## START
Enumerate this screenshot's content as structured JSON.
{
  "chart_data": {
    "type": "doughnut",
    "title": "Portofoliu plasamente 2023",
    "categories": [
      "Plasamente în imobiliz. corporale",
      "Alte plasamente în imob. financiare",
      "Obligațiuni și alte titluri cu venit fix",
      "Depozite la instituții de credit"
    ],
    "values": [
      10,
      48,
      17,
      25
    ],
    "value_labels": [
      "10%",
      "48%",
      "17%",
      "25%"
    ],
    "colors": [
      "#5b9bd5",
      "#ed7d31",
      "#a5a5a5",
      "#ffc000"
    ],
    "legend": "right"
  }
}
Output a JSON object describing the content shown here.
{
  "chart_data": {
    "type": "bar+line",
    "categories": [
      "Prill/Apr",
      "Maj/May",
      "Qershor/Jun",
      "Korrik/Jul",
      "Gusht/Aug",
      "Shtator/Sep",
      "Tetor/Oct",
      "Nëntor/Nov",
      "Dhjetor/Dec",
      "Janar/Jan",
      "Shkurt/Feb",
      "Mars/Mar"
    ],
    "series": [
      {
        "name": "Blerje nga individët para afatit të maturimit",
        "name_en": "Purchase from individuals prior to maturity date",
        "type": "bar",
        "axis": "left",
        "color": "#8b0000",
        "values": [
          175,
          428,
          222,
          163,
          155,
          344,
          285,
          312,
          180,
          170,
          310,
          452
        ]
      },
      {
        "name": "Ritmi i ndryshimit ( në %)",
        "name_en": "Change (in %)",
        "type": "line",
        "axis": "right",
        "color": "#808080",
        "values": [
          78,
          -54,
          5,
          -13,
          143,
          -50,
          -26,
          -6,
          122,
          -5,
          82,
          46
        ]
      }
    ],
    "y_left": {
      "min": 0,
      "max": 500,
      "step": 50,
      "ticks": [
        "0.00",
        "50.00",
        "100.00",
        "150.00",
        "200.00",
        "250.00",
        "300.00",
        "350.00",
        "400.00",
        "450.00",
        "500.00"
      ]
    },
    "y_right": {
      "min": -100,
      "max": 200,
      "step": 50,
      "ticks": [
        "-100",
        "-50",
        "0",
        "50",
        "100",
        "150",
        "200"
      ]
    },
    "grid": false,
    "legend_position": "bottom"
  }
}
## END
YOUR TASK
Extract the full listing above without altering anything.

SOLUTION TO THIS EXERCISE
Enumerate this screenshot's content as structured JSON.
{
  "chart_data": {
    "type": "doughnut",
    "title": "Portofoliu plasamente 2023",
    "categories": [
      "Plasamente în imobiliz. corporale",
      "Alte plasamente în imob. financiare",
      "Obligațiuni și alte titluri cu venit fix",
      "Depozite la instituții de credit"
    ],
    "values": [
      10,
      48,
      17,
      25
    ],
    "value_labels": [
      "10%",
      "48%",
      "17%",
      "25%"
    ],
    "colors": [
      "#5b9bd5",
      "#ed7d31",
      "#a5a5a5",
      "#ffc000"
    ],
    "legend": "right"
  }
}
Output a JSON object describing the content shown here.
{
  "chart_data": {
    "type": "bar+line",
    "categories": [
      "Prill/Apr",
      "Maj/May",
      "Qershor/Jun",
      "Korrik/Jul",
      "Gusht/Aug",
      "Shtator/Sep",
      "Tetor/Oct",
      "Nëntor/Nov",
      "Dhjetor/Dec",
      "Janar/Jan",
      "Shkurt/Feb",
      "Mars/Mar"
    ],
    "series": [
      {
        "name": "Blerje nga individët para afatit të maturimit",
        "name_en": "Purchase from individuals prior to maturity date",
        "type": "bar",
        "axis": "left",
        "color": "#8b0000",
        "values": [
          175,
          428,
          222,
          163,
          155,
          344,
          285,
          312,
          180,
          170,
          310,
          452
        ]
      },
      {
        "name": "Ritmi i ndryshimit ( në %)",
        "name_en": "Change (in %)",
        "type": "line",
        "axis": "right",
        "color": "#808080",
        "values": [
          78,
          -54,
          5,
          -13,
          143,
          -50,
          -26,
          -6,
          122,
          -5,
          82,
          46
        ]
      }
    ],
    "y_left": {
      "min": 0,
      "max": 500,
      "step": 50,
      "ticks": [
        "0.00",
        "50.00",
        "100.00",
        "150.00",
        "200.00",
        "250.00",
        "300.00",
        "350.00",
        "400.00",
        "450.00",
        "500.00"
      ]
    },
    "y_right": {
      "min": -100,
      "max": 200,
      "step": 50,
      "ticks": [
        "-100",
        "-50",
        "0",
        "50",
        "100",
        "150",
        "200"
      ]
    },
    "grid": false,
    "legend_position": "bottom"
  }
}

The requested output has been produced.